Box coordinate listings
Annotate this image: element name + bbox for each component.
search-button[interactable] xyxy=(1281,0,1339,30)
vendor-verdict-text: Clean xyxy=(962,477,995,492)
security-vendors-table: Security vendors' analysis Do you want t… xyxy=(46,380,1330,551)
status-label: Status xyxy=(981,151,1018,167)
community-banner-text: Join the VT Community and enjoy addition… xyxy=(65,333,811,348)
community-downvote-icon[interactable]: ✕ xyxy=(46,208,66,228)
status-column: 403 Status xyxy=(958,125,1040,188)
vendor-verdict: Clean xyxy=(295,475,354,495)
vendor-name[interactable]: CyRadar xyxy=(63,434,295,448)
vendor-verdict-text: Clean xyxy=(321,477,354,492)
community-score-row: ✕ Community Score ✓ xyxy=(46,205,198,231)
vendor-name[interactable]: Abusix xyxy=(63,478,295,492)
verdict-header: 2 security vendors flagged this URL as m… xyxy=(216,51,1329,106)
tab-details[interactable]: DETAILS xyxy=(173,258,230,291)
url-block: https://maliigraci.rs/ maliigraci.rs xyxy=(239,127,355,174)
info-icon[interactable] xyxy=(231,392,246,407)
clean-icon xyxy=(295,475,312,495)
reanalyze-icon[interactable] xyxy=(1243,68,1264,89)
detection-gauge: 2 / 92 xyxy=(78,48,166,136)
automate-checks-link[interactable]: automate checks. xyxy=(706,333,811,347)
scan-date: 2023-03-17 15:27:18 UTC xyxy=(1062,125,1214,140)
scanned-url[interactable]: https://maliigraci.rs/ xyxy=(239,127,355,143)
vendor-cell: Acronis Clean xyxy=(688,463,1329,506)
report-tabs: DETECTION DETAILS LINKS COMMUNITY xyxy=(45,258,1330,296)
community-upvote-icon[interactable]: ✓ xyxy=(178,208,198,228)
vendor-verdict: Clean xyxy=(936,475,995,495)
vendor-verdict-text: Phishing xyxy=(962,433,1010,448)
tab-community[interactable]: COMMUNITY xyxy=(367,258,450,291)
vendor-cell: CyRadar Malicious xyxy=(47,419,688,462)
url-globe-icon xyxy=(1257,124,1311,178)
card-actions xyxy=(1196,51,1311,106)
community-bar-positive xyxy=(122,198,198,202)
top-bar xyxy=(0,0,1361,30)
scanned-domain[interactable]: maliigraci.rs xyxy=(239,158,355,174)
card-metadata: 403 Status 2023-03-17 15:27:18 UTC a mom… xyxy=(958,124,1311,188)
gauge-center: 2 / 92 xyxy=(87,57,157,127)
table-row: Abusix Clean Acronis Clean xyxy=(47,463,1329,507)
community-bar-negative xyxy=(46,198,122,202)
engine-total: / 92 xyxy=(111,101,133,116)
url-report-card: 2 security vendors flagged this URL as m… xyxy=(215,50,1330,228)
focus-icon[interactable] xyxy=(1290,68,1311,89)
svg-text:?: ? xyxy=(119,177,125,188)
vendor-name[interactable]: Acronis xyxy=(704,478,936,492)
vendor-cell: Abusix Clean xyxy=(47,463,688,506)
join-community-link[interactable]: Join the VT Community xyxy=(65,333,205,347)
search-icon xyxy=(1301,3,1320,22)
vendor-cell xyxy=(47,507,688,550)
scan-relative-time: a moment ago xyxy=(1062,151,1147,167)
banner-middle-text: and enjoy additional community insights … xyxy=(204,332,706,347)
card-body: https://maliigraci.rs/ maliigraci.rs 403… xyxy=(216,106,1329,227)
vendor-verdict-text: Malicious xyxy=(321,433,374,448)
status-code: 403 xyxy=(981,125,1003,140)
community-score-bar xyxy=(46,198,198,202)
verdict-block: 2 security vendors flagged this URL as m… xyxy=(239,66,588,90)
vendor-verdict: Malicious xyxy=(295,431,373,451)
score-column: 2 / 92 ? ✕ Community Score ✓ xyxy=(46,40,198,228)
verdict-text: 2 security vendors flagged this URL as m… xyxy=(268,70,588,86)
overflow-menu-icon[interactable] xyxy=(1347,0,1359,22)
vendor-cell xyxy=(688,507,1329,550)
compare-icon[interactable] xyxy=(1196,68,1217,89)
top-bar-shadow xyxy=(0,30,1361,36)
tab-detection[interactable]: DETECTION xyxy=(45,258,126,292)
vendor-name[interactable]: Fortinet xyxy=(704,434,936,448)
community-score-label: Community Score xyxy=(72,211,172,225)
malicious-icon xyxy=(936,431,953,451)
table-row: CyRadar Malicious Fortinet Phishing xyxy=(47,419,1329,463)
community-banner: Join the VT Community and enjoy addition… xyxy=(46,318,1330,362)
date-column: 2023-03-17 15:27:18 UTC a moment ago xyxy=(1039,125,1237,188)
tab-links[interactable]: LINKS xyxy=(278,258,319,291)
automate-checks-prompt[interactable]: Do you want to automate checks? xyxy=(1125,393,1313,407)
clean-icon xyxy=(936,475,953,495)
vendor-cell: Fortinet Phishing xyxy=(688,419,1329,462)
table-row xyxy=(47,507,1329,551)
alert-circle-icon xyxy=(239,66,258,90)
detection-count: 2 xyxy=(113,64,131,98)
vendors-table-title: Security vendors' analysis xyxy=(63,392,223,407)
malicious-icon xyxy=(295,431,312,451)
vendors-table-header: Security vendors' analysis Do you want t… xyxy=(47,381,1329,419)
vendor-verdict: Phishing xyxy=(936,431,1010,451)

GIVEN INSTRUCTION:
Arrange every line in the rows above as a numbered list, leaving out any blank lines.

RESPONSE TO THIS EXERCISE:
1. Annotate this image: element name + bbox for each component.
2. search-button[interactable] xyxy=(1281,0,1339,30)
3. vendor-verdict-text: Clean xyxy=(962,477,995,492)
4. security-vendors-table: Security vendors' analysis Do you want t… xyxy=(46,380,1330,551)
5. status-label: Status xyxy=(981,151,1018,167)
6. community-banner-text: Join the VT Community and enjoy addition… xyxy=(65,333,811,348)
7. community-downvote-icon[interactable]: ✕ xyxy=(46,208,66,228)
8. status-column: 403 Status xyxy=(958,125,1040,188)
9. vendor-verdict: Clean xyxy=(295,475,354,495)
10. vendor-name[interactable]: CyRadar xyxy=(63,434,295,448)
11. vendor-verdict-text: Clean xyxy=(321,477,354,492)
12. community-score-row: ✕ Community Score ✓ xyxy=(46,205,198,231)
13. vendor-name[interactable]: Abusix xyxy=(63,478,295,492)
14. verdict-header: 2 security vendors flagged this URL as m… xyxy=(216,51,1329,106)
15. tab-details[interactable]: DETAILS xyxy=(173,258,230,291)
16. url-block: https://maliigraci.rs/ maliigraci.rs xyxy=(239,127,355,174)
17. info-icon[interactable] xyxy=(231,392,246,407)
18. clean-icon xyxy=(295,475,312,495)
19. reanalyze-icon[interactable] xyxy=(1243,68,1264,89)
20. detection-gauge: 2 / 92 xyxy=(78,48,166,136)
21. automate-checks-link[interactable]: automate checks. xyxy=(706,333,811,347)
22. scan-date: 2023-03-17 15:27:18 UTC xyxy=(1062,125,1214,140)
23. scanned-url[interactable]: https://maliigraci.rs/ xyxy=(239,127,355,143)
24. vendor-cell: Acronis Clean xyxy=(688,463,1329,506)
25. report-tabs: DETECTION DETAILS LINKS COMMUNITY xyxy=(45,258,1330,296)
26. community-upvote-icon[interactable]: ✓ xyxy=(178,208,198,228)
27. vendor-verdict: Clean xyxy=(936,475,995,495)
28. vendor-verdict-text: Phishing xyxy=(962,433,1010,448)
29. tab-community[interactable]: COMMUNITY xyxy=(367,258,450,291)
30. vendor-cell: CyRadar Malicious xyxy=(47,419,688,462)
31. url-globe-icon xyxy=(1257,124,1311,178)
32. card-actions xyxy=(1196,51,1311,106)
33. community-bar-positive xyxy=(122,198,198,202)
34. top-bar xyxy=(0,0,1361,30)
35. scanned-domain[interactable]: maliigraci.rs xyxy=(239,158,355,174)
36. card-metadata: 403 Status 2023-03-17 15:27:18 UTC a mom… xyxy=(958,124,1311,188)
37. gauge-center: 2 / 92 xyxy=(87,57,157,127)
38. table-row: Abusix Clean Acronis Clean xyxy=(47,463,1329,507)
39. community-bar-negative xyxy=(46,198,122,202)
40. engine-total: / 92 xyxy=(111,101,133,116)
41. url-report-card: 2 security vendors flagged this URL as m… xyxy=(215,50,1330,228)
42. focus-icon[interactable] xyxy=(1290,68,1311,89)
43. svg-text:?: ? xyxy=(119,177,125,188)
44. vendor-name[interactable]: Acronis xyxy=(704,478,936,492)
45. vendor-cell: Abusix Clean xyxy=(47,463,688,506)
46. join-community-link[interactable]: Join the VT Community xyxy=(65,333,205,347)
47. search-icon xyxy=(1301,3,1320,22)
48. vendor-cell xyxy=(47,507,688,550)
49. scan-relative-time: a moment ago xyxy=(1062,151,1147,167)
50. banner-middle-text: and enjoy additional community insights … xyxy=(204,332,706,347)
51. card-body: https://maliigraci.rs/ maliigraci.rs 403… xyxy=(216,106,1329,227)
52. vendor-verdict-text: Malicious xyxy=(321,433,374,448)
53. status-code: 403 xyxy=(981,125,1003,140)
54. community-score-bar xyxy=(46,198,198,202)
55. verdict-block: 2 security vendors flagged this URL as m… xyxy=(239,66,588,90)
56. vendor-verdict: Malicious xyxy=(295,431,373,451)
57. score-column: 2 / 92 ? ✕ Community Score ✓ xyxy=(46,40,198,228)
58. verdict-text: 2 security vendors flagged this URL as m… xyxy=(268,70,588,86)
59. overflow-menu-icon[interactable] xyxy=(1347,0,1359,22)
60. vendor-cell xyxy=(688,507,1329,550)
61. compare-icon[interactable] xyxy=(1196,68,1217,89)
62. top-bar-shadow xyxy=(0,30,1361,36)
63. tab-detection[interactable]: DETECTION xyxy=(45,258,126,292)
64. vendor-name[interactable]: Fortinet xyxy=(704,434,936,448)
65. community-score-label: Community Score xyxy=(72,211,172,225)
66. malicious-icon xyxy=(936,431,953,451)
67. table-row: CyRadar Malicious Fortinet Phishing xyxy=(47,419,1329,463)
68. community-banner: Join the VT Community and enjoy addition… xyxy=(46,318,1330,362)
69. date-column: 2023-03-17 15:27:18 UTC a moment ago xyxy=(1039,125,1237,188)
70. tab-links[interactable]: LINKS xyxy=(278,258,319,291)
71. automate-checks-prompt[interactable]: Do you want to automate checks? xyxy=(1125,393,1313,407)
72. clean-icon xyxy=(936,475,953,495)
73. vendor-cell: Fortinet Phishing xyxy=(688,419,1329,462)
74. table-row xyxy=(47,507,1329,551)
75. alert-circle-icon xyxy=(239,66,258,90)
76. detection-count: 2 xyxy=(113,64,131,98)
77. vendors-table-title: Security vendors' analysis xyxy=(63,392,223,407)
78. malicious-icon xyxy=(295,431,312,451)
79. vendors-table-header: Security vendors' analysis Do you want t… xyxy=(47,381,1329,419)
80. vendor-verdict: Phishing xyxy=(936,431,1010,451)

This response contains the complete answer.